(Dataset rows describing interfaces)
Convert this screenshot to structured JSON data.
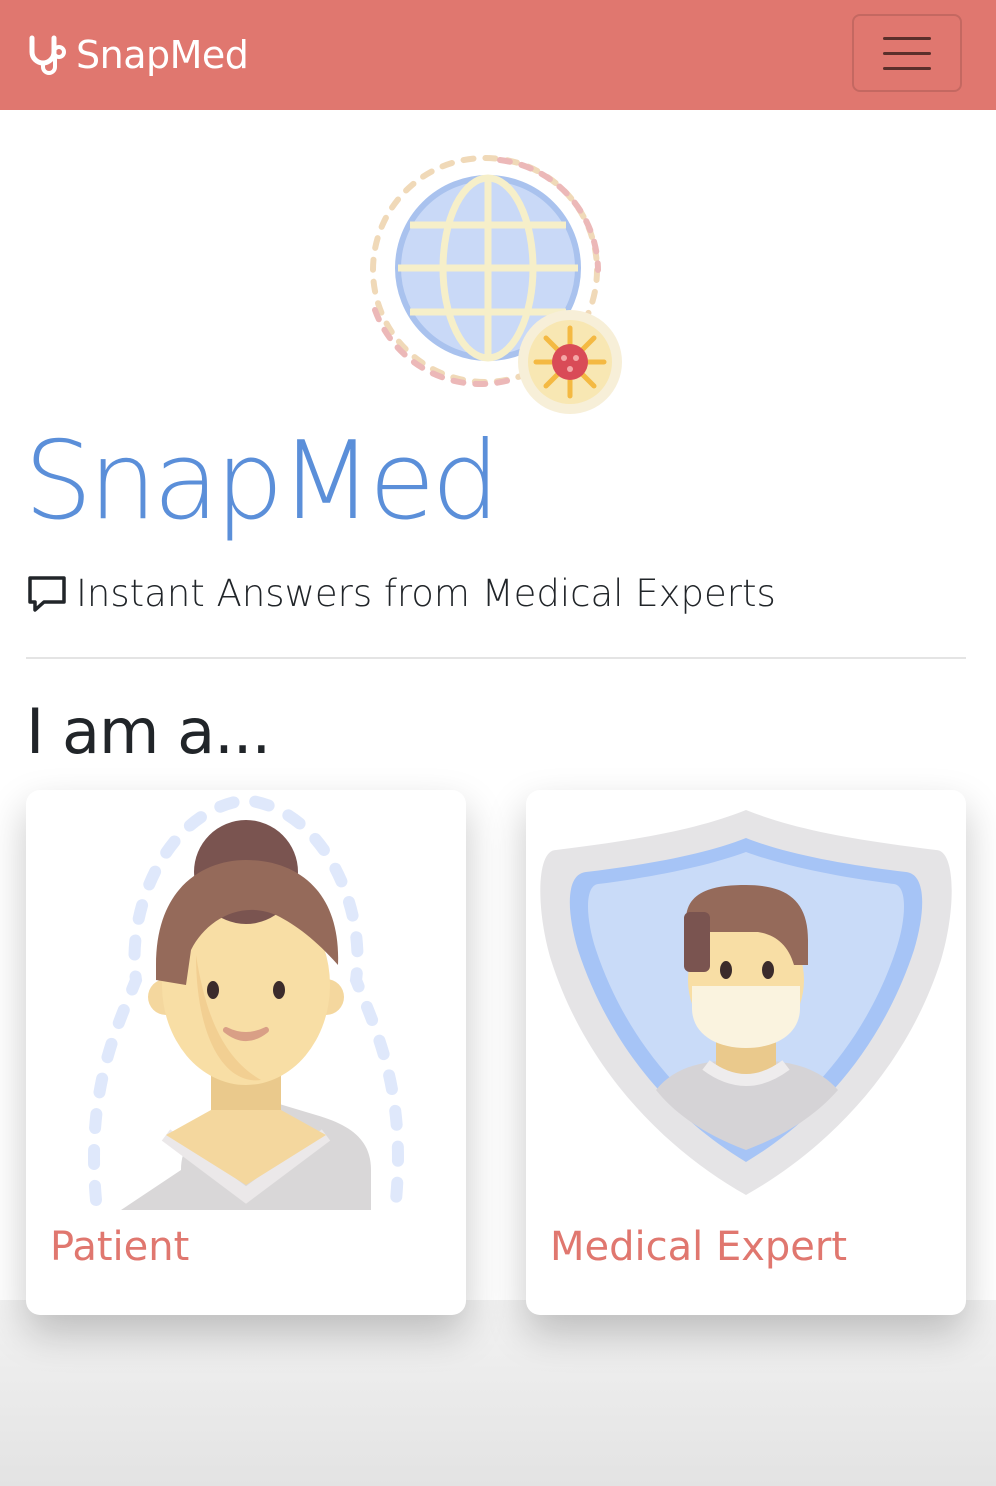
{
  "navbar": {
    "brand": "SnapMed",
    "brand_icon": "stethoscope-icon",
    "menu_icon": "hamburger-menu-icon",
    "bg_color": "#e0776f"
  },
  "hero": {
    "icon": "globe-virus-icon",
    "title": "SnapMed",
    "title_color": "#5b8fd9",
    "tagline_icon": "chat-bubble-icon",
    "tagline": "Instant Answers from Medical Experts"
  },
  "chooser": {
    "heading": "I am a...",
    "cards": [
      {
        "label": "Patient",
        "icon": "female-patient-icon"
      },
      {
        "label": "Medical Expert",
        "icon": "doctor-shield-icon"
      }
    ],
    "label_color": "#e0776f"
  }
}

Task requirements
Pick out all lines from the data above in which the word "Medical" appears.

Exercise response
    "tagline": "Instant Answers from Medical Experts"
        "label": "Medical Expert",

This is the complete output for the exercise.